PASSAGE PROVIDED:
+ + + + +
THIS IS THEIR FINAL FIT, THEIR FINAL BELLYACHE
Well, this, from The New York Times, seems like exactly the wrong conclusion:
Mitt Romney's quest to swiftly lock down the Republican presidential nomination with a commanding finish in the Iowa caucuses was undercut on Tuesday night by the surging candidacy of Rick Santorum, who fought him to a draw on a shoestring budget by winning over conservatives who remain skeptical of Mr. Romney.
Romney's quest for a quick win was undercut? The hell it was. The only outcome within the realm of possibility that truly could have thrown Romney off stride was a finish in third place, several points behind both Rick Santorum and Ron Paul. That didn't happen. And Paul, the stronger and better organized of the two remaining anti-Romneys, didn't even participate in the photo finish (he was three points behind the leaders).
What that means about Ron Paul is that even though he can do well (at least in states where independents and/or Democrats can vote in the GOP contests), he can't come truly close to winning even in a small state where he's got his full machine deployed. I really wasn't sure if that was true -- going into last night, as he appeared to be slipping in the polls, I thought he'd overperform. I thought he was the zeitgeist candidate. I thought the polls might be underestimating the size of his cult. But he couldn't pull it off. So he's certainly not going to pull it off in New Hampshire or Nevada, and I don't believe he has the juice to compete in a big state.
+ + + + +
(Collected data entries)

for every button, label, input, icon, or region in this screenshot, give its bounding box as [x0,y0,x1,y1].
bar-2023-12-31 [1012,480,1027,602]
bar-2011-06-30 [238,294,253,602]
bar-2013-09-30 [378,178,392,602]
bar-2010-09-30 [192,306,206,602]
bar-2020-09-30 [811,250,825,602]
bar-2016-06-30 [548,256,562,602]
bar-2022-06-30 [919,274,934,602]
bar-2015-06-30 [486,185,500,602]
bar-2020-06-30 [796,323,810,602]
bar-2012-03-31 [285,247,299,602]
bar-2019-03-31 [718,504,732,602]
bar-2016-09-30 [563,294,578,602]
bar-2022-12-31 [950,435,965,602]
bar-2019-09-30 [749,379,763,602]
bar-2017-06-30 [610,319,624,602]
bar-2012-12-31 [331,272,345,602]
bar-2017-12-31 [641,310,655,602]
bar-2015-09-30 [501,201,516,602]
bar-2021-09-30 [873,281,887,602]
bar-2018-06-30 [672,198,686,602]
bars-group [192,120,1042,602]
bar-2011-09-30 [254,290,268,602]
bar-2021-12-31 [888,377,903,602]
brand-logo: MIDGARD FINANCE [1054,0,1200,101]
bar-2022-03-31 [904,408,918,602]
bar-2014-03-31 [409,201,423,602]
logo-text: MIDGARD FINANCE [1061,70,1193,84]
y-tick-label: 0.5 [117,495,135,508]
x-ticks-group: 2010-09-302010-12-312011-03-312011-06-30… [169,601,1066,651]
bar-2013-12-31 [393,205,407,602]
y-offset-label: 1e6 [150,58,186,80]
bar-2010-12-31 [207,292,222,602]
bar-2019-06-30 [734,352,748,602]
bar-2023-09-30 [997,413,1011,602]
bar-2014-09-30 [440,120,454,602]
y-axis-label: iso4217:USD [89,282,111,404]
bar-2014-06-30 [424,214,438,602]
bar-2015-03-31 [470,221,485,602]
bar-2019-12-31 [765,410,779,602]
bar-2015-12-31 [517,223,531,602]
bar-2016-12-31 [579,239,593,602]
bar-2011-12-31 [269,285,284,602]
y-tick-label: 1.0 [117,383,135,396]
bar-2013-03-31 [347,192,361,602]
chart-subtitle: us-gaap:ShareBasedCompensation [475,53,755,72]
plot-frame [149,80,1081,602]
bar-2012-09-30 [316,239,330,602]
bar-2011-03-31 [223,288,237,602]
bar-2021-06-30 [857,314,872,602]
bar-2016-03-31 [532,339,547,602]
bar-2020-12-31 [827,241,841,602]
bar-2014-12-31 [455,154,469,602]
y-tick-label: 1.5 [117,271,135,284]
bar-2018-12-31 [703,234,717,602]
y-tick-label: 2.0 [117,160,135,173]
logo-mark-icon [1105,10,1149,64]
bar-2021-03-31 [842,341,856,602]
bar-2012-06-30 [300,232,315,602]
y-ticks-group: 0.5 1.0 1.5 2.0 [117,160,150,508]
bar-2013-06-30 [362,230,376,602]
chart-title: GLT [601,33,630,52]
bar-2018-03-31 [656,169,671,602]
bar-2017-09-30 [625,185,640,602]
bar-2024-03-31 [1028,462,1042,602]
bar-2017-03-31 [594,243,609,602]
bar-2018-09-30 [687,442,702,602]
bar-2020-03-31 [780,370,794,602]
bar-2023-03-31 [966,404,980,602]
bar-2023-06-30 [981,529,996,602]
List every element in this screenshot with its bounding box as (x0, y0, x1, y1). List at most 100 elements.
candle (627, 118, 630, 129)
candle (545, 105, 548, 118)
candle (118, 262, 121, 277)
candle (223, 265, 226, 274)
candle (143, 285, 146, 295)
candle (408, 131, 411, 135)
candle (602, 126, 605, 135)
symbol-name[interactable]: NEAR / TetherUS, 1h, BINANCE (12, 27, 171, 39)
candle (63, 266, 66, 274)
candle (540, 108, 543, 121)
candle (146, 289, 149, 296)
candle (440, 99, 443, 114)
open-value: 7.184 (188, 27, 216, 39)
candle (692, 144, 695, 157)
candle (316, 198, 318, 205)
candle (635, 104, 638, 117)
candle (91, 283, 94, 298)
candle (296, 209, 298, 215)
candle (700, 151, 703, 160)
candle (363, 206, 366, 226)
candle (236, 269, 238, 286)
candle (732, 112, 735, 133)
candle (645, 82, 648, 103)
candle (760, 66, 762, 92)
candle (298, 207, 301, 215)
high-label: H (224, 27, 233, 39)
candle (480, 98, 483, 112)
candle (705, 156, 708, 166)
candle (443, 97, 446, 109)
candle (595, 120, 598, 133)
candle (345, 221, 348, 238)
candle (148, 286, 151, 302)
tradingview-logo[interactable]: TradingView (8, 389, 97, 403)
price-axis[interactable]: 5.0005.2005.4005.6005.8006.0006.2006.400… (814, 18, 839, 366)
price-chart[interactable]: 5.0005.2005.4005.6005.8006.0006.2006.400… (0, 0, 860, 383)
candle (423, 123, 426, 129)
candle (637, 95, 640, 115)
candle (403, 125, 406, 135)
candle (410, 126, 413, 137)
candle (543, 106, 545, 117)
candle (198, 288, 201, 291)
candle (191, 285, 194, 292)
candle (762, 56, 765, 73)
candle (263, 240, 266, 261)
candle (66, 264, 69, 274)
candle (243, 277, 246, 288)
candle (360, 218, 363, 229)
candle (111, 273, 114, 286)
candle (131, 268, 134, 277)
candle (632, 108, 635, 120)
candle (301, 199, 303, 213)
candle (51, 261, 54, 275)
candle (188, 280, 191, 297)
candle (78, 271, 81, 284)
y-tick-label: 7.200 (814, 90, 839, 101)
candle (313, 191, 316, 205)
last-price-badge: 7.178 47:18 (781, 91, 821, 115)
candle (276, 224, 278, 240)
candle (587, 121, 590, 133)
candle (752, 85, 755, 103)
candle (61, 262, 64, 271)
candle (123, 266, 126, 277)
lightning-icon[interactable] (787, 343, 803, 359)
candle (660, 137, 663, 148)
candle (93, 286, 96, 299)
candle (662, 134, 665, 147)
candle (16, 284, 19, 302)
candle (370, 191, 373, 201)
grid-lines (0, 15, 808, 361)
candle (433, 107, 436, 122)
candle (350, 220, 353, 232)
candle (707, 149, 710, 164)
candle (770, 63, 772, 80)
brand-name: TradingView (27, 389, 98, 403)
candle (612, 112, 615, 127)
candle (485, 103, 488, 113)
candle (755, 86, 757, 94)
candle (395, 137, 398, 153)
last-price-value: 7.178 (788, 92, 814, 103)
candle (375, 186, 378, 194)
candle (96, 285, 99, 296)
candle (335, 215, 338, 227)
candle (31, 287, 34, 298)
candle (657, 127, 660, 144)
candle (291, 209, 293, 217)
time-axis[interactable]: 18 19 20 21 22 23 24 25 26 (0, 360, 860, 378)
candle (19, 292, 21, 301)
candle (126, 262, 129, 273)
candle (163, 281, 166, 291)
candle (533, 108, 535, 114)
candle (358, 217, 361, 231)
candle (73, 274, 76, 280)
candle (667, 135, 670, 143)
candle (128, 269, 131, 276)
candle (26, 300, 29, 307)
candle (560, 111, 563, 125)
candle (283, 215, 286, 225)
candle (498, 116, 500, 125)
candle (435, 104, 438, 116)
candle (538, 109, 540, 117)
+ + + + +
TASK TO COMPLETE: Reproduce word for word the part of the post on the Iowa caucus results that opens with the words containing "THIS IS THEIR" and closes with "behind the leaders).".

TASK OUTPUT:
THIS IS THEIR FINAL FIT, THEIR FINAL BELLYACHE
Well, this, from The New York Times, seems like exactly the wrong conclusion:
Mitt Romney's quest to swiftly lock down the Republican presidential nomination with a commanding finish in the Iowa caucuses was undercut on Tuesday night by the surging candidacy of Rick Santorum, who fought him to a draw on a shoestring budget by winning over conservatives who remain skeptical of Mr. Romney.
Romney's quest for a quick win was undercut? The hell it was. The only outcome within the realm of possibility that truly could have thrown Romney off stride was a finish in third place, several points behind both Rick Santorum and Ron Paul. That didn't happen. And Paul, the stronger and better organized of the two remaining anti-Romneys, didn't even participate in the photo finish (he was three points behind the leaders).